# START OF Task material

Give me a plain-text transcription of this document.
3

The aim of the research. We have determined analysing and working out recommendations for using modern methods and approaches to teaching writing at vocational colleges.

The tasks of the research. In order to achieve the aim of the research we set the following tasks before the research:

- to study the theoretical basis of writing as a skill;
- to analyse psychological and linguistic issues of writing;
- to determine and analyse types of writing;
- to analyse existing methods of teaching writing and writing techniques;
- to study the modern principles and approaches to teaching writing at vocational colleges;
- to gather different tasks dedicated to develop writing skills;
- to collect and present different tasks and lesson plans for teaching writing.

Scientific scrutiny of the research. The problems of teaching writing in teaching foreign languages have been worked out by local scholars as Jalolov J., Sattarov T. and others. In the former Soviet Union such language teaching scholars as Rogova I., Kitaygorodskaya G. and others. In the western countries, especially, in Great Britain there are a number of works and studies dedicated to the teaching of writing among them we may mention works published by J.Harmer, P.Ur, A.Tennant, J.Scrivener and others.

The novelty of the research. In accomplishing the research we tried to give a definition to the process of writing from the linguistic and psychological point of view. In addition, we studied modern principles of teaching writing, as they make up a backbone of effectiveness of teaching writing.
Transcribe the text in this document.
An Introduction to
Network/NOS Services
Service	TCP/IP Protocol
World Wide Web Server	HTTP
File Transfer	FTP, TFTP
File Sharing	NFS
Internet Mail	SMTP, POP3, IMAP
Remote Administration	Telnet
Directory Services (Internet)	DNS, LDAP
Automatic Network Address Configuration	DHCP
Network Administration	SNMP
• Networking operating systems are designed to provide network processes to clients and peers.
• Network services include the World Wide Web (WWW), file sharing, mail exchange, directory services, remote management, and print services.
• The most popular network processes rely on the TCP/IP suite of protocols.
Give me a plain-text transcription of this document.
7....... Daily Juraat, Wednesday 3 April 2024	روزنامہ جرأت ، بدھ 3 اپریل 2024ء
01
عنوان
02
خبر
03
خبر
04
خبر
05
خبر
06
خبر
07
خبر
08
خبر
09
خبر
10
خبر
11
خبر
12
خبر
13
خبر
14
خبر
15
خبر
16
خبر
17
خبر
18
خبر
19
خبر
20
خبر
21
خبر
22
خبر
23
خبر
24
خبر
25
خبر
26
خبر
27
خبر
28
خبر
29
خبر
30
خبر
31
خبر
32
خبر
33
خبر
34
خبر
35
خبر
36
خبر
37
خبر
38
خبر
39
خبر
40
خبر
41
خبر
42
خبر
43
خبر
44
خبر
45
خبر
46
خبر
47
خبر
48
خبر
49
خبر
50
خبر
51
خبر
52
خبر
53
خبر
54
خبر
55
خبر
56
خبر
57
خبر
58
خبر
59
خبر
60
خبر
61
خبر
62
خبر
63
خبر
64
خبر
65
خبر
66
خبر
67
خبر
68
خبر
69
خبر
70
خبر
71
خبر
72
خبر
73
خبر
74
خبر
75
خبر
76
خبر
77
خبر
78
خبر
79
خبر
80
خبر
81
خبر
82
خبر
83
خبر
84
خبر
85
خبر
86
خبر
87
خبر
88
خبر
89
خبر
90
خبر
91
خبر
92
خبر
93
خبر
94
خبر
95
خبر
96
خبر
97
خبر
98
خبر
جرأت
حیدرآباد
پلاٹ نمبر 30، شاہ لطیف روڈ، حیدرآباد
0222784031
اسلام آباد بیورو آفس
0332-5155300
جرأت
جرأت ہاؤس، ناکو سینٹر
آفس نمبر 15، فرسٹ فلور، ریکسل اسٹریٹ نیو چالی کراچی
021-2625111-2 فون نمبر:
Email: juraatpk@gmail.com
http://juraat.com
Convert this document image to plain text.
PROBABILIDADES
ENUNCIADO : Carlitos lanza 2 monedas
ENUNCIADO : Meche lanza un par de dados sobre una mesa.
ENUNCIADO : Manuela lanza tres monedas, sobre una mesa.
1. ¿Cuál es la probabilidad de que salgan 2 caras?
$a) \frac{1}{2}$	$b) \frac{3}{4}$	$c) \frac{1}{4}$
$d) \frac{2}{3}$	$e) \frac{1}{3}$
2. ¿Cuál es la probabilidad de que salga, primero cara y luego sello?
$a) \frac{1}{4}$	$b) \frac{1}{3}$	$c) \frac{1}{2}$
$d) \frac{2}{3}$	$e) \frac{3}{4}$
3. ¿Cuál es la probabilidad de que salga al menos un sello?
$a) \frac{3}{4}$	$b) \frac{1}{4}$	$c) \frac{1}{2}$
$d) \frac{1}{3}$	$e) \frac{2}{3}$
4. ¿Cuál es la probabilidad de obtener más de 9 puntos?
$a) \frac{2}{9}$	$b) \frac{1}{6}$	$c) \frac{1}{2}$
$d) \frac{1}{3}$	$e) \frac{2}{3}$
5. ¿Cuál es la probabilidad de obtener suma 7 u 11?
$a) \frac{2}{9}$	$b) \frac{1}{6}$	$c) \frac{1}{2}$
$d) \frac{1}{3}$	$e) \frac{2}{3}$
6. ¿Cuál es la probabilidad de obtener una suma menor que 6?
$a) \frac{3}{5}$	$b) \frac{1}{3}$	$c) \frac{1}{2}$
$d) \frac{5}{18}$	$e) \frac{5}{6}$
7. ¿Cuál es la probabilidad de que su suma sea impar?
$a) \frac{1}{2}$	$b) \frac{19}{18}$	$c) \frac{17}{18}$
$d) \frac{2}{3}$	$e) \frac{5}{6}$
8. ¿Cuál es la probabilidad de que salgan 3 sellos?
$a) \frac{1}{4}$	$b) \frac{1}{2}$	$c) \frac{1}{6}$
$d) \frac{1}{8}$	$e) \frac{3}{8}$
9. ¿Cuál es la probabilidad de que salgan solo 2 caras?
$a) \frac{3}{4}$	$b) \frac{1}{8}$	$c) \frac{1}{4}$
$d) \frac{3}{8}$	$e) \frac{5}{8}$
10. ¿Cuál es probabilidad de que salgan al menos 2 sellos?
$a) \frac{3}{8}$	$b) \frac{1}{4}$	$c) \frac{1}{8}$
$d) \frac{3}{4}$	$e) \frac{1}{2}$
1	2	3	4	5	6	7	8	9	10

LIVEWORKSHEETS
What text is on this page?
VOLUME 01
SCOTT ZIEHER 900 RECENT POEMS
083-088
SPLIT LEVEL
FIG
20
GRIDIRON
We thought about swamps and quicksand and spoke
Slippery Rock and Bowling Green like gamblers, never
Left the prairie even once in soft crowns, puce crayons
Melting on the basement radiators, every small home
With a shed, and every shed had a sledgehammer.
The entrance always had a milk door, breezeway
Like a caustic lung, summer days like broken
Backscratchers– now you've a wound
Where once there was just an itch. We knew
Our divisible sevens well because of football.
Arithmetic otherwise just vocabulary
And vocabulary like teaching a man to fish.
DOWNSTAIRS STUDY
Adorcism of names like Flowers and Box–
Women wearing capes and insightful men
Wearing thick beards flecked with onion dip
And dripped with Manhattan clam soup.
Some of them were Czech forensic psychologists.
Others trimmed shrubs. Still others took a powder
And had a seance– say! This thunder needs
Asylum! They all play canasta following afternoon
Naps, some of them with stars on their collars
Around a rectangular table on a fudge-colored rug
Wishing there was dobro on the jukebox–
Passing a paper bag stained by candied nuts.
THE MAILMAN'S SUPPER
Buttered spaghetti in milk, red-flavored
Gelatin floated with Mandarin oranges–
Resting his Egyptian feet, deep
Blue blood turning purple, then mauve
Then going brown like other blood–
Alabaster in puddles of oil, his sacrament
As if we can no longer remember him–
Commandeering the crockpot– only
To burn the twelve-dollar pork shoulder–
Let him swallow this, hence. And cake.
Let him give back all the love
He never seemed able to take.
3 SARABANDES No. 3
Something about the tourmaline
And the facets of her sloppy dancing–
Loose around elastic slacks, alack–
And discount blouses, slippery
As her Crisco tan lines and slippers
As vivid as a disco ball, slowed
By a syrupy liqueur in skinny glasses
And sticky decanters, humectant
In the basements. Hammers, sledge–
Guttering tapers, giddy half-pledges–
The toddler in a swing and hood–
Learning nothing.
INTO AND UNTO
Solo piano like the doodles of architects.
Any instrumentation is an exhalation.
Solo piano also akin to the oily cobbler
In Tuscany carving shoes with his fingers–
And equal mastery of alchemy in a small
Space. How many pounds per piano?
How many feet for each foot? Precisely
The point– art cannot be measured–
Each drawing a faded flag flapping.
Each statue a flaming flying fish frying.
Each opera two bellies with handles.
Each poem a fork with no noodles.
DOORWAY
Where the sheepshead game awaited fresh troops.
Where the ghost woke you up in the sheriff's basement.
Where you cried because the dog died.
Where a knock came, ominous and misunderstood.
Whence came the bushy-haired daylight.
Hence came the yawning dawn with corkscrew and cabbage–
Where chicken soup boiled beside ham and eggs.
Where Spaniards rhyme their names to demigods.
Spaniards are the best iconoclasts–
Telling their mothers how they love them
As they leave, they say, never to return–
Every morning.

# END OF Task material

Exercise task – From the records above, copy every line that holds the word "there".

Result –
Scientific scrutiny of the research. The problems of teaching writing in teaching foreign languages have been worked out by local scholars as Jalolov J., Sattarov T. and others. In the former Soviet Union such language teaching scholars as Rogova I., Kitaygorodskaya G. and others. In the western countries, especially, in Great Britain there are a number of works and studies dedicated to the teaching of writing among them we may mention works published by J.Harmer, P.Ur, A.Tennant, J.Scrivener and others.
Where once there was just an itch. We knew
Wishing there was dobro on the jukebox–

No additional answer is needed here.